* _Description of the task_
Copy out all lines that carry the word "аттестационную".

╔══

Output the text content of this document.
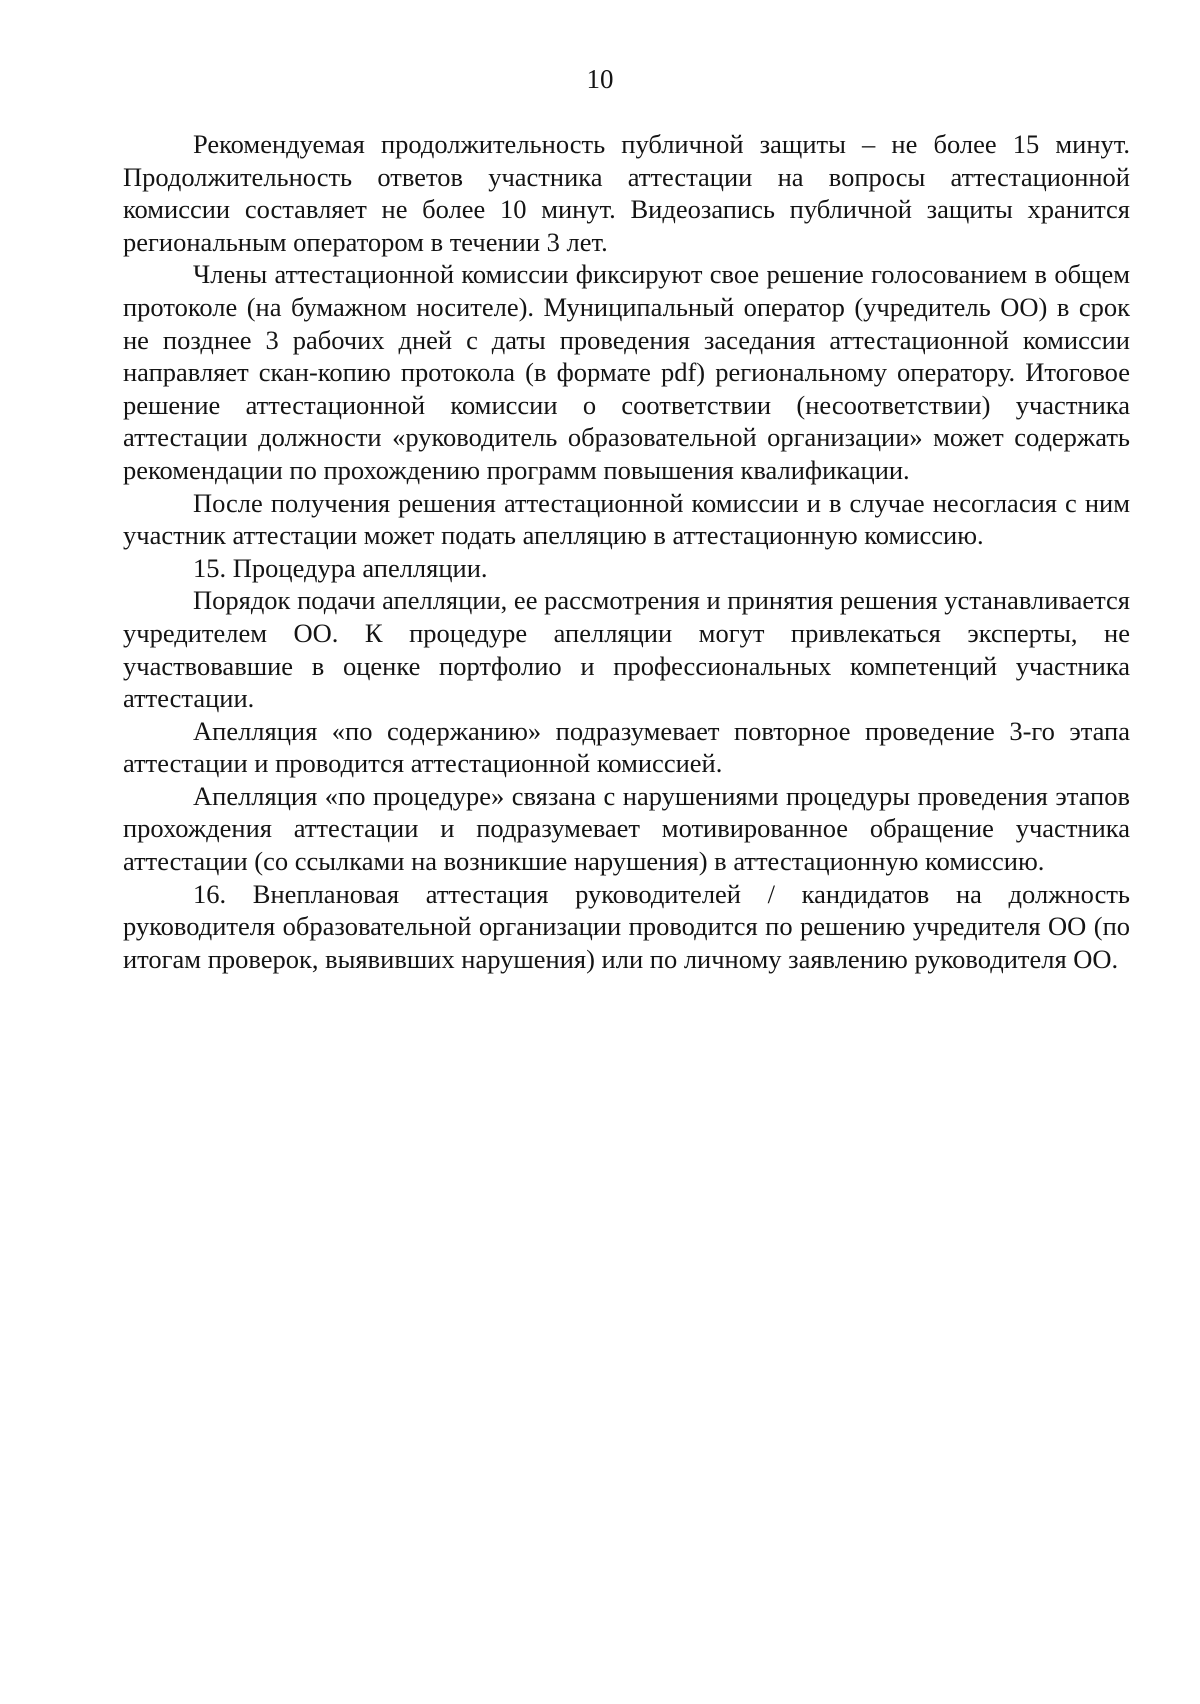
10

Рекомендуемая продолжительность публичной защиты – не более 15 минут. Продолжительность ответов участника аттестации на вопросы аттестационной комиссии составляет не более 10 минут. Видеозапись публичной защиты хранится региональным оператором в течении 3 лет.

Члены аттестационной комиссии фиксируют свое решение голосованием в общем протоколе (на бумажном носителе). Муниципальный оператор (учредитель ОО) в срок не позднее 3 рабочих дней с даты проведения заседания аттестационной комиссии направляет скан-копию протокола (в формате pdf) региональному оператору. Итоговое решение аттестационной комиссии о соответствии (несоответствии) участника аттестации должности «руководитель образовательной организации» может содержать рекомендации по прохождению программ повышения квалификации.

После получения решения аттестационной комиссии и в случае несогласия с ним участник аттестации может подать апелляцию в аттестационную комиссию.

15. Процедура апелляции.

Порядок подачи апелляции, ее рассмотрения и принятия решения устанавливается учредителем ОО. К процедуре апелляции могут привлекаться эксперты, не участвовавшие в оценке портфолио и профессиональных компетенций участника аттестации.

Апелляция «по содержанию» подразумевает повторное проведение 3-го этапа аттестации и проводится аттестационной комиссией.

Апелляция «по процедуре» связана с нарушениями процедуры проведения этапов прохождения аттестации и подразумевает мотивированное обращение участника аттестации (со ссылками на возникшие нарушения) в аттестационную комиссию.

16. Внеплановая аттестация руководителей / кандидатов на должность руководителя образовательной организации проводится по решению учредителя ОО (по итогам проверок, выявивших нарушения) или по личному заявлению руководителя ОО.
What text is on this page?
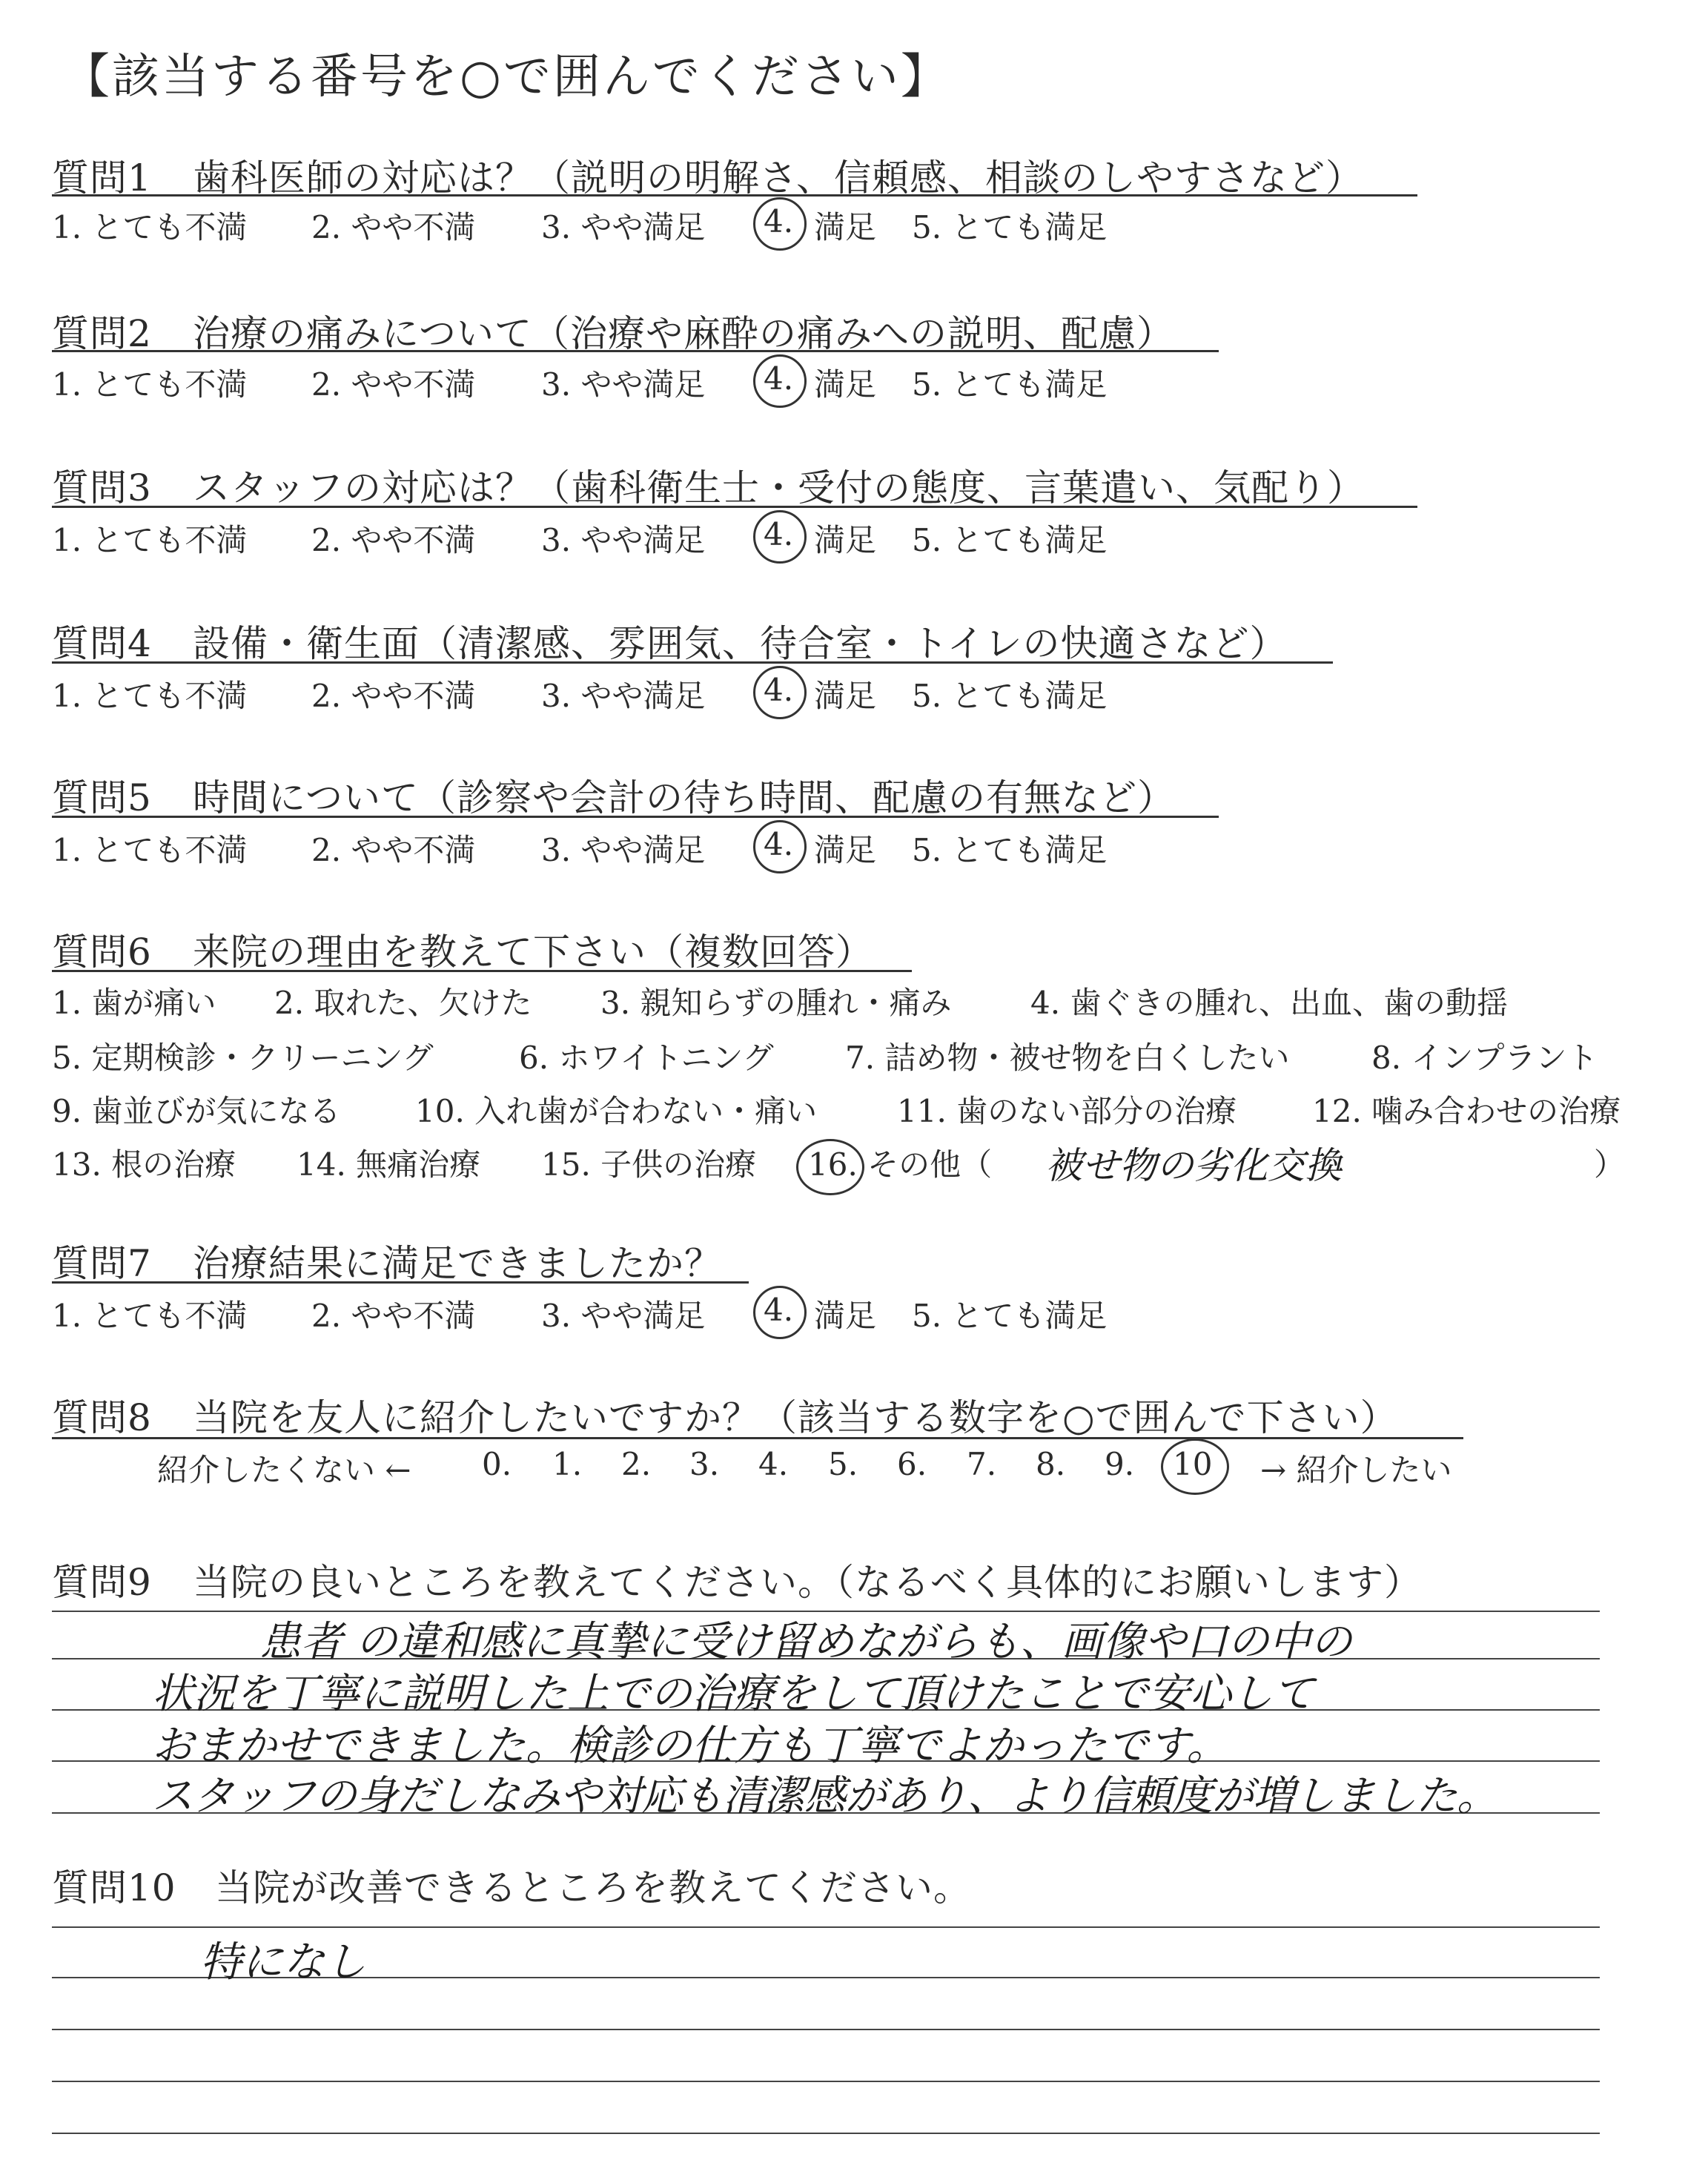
【該当する番号を○で囲んでください】
質問1 歯科医師の対応は？（説明の明解さ、信頼感、相談のしやすさなど）
1. とても不満 2. やや不満 3. やや満足 4. 満足 5. とても満足
質問2 治療の痛みについて（治療や麻酔の痛みへの説明、配慮）
1. とても不満 2. やや不満 3. やや満足 4. 満足 5. とても満足
質問3 スタッフの対応は？（歯科衛生士・受付の態度、言葉遣い、気配り）
1. とても不満 2. やや不満 3. やや満足 4. 満足 5. とても満足
質問4 設備・衛生面（清潔感、雰囲気、待合室・トイレの快適さなど）
1. とても不満 2. やや不満 3. やや満足 4. 満足 5. とても満足
質問5 時間について（診察や会計の待ち時間、配慮の有無など）
1. とても不満 2. やや不満 3. やや満足 4. 満足 5. とても満足
質問6 来院の理由を教えて下さい（複数回答）
1. 歯が痛い 2. 取れた、欠けた 3. 親知らずの腫れ・痛み	4. 歯ぐきの腫れ、出血、歯の動揺
5. 定期検診・クリーニング	6. ホワイトニング 7. 詰め物・被せ物を白くしたい	8. インプラント
9. 歯並びが気になる 10. 入れ歯が合わない・痛い	11. 歯のない部分の治療 12. 噛み合わせの治療
13. 根の治療 14. 無痛治療 15. 子供の治療 16. その他（ 被せ物の劣化交換	）
質問7 治療結果に満足できましたか？
1. とても不満 2. やや不満 3. やや満足 4. 満足 5. とても満足
質問8 当院を友人に紹介したいですか？（該当する数字を○で囲んで下さい）
紹介したくない ← 0. 1. 2. 3. 4. 5. 6. 7. 8. 9. 10 → 紹介したい
質問9 当院の良いところを教えてください。（なるべく具体的にお願いします）
患者 の違和感に真摯に受け留めながらも、画像や口の中の
状況を丁寧に説明した上での治療をして頂けたことで安心して
おまかせできました。検診の仕方も丁寧でよかったです。
スタッフの身だしなみや対応も清潔感があり、より信頼度が増しました。
質問10 当院が改善できるところを教えてください。
特になし
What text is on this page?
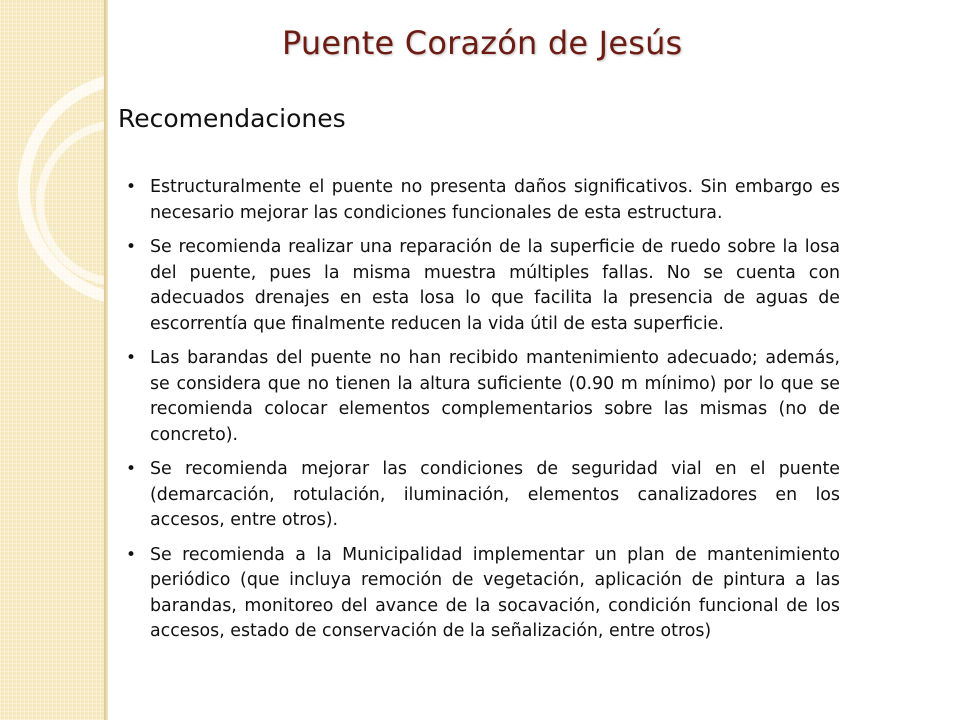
Puente Corazón de Jesús
Recomendaciones
• Estructuralmente el puente no presenta daños significativos. Sin embargo es necesario mejorar las condiciones funcionales de esta estructura.
• Se recomienda realizar una reparación de la superficie de ruedo sobre la losa del puente, pues la misma muestra múltiples fallas. No se cuenta con adecuados drenajes en esta losa lo que facilita la presencia de aguas de escorrentía que finalmente reducen la vida útil de esta superficie.
• Las barandas del puente no han recibido mantenimiento adecuado; además, se considera que no tienen la altura suficiente (0.90 m mínimo) por lo que se recomienda colocar elementos complementarios sobre las mismas (no de concreto).
• Se recomienda mejorar las condiciones de seguridad vial en el puente (demarcación, rotulación, iluminación, elementos canalizadores en los accesos, entre otros).
• Se recomienda a la Municipalidad implementar un plan de mantenimiento periódico (que incluya remoción de vegetación, aplicación de pintura a las barandas, monitoreo del avance de la socavación, condición funcional de los accesos, estado de conservación de la señalización, entre otros)
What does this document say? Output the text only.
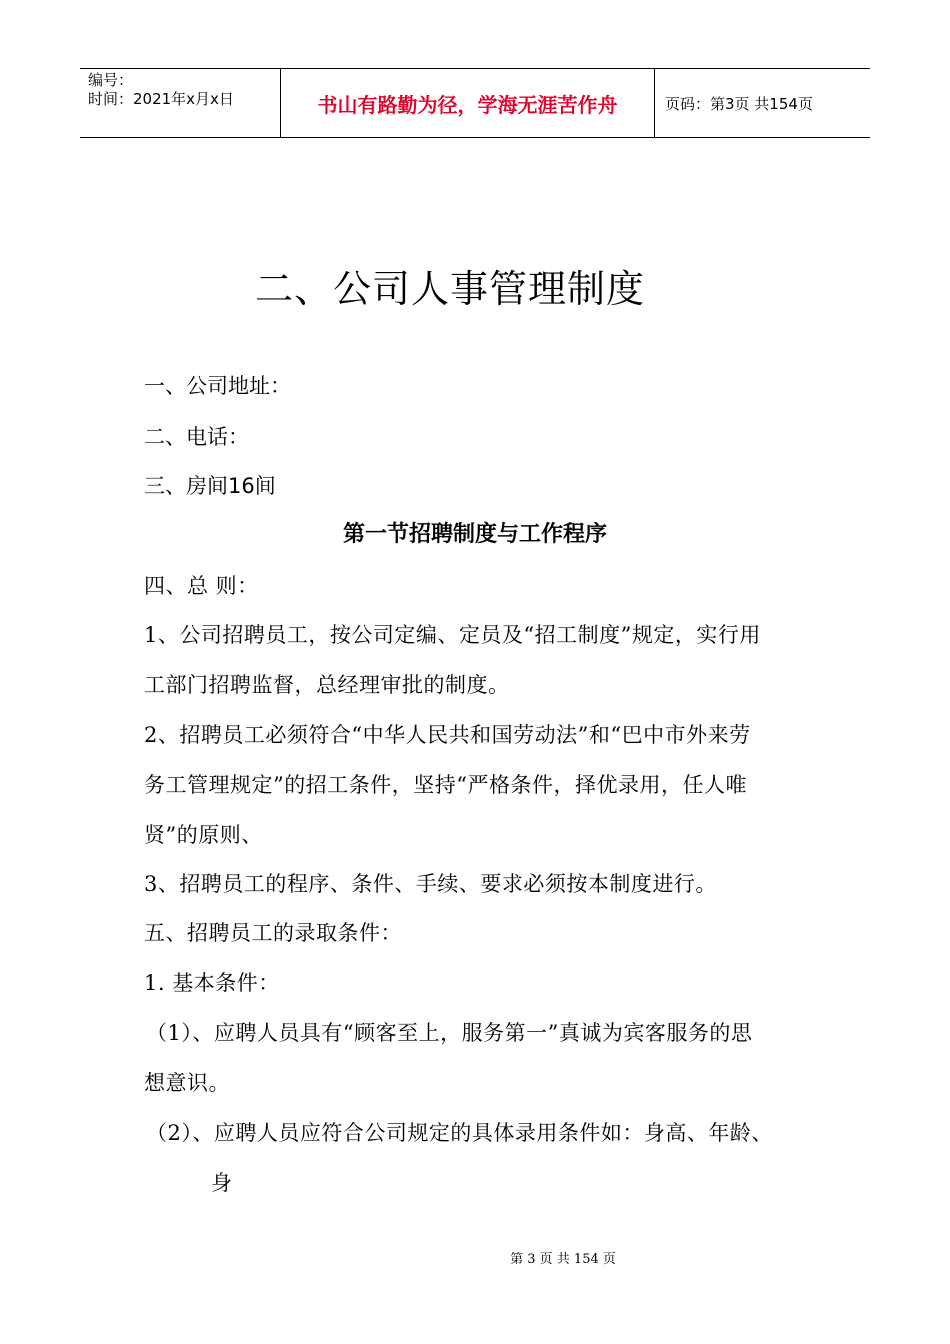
编号：
时间：2021年x月x日	书山有路勤为径，学海无涯苦作舟	页码：第3页 共154页
二、公司人事管理制度
一、公司地址：
二、电话：
三、房间16间
第一节招聘制度与工作程序
四、总 则：
1、公司招聘员工，按公司定编、定员及“招工制度”规定，实行用
工部门招聘监督，总经理审批的制度。
2、招聘员工必须符合“中华人民共和国劳动法”和“巴中市外来劳
务工管理规定”的招工条件，坚持“严格条件，择优录用，任人唯
贤”的原则、
3、招聘员工的程序、条件、手续、要求必须按本制度进行。
五、招聘员工的录取条件：
1. 基本条件：
（1）、应聘人员具有“顾客至上，服务第一”真诚为宾客服务的思
想意识。
（2）、应聘人员应符合公司规定的具体录用条件如：身高、年龄、
身
第 3 页 共 154 页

╚══

* _Expected answer_
После получения решения аттестационной комиссии и в случае несогласия с ним участник аттестации может подать апелляцию в аттестационную комиссию.
Апелляция «по процедуре» связана с нарушениями процедуры проведения этапов прохождения аттестации и подразумевает мотивированное обращение участника аттестации (со ссылками на возникшие нарушения) в аттестационную комиссию.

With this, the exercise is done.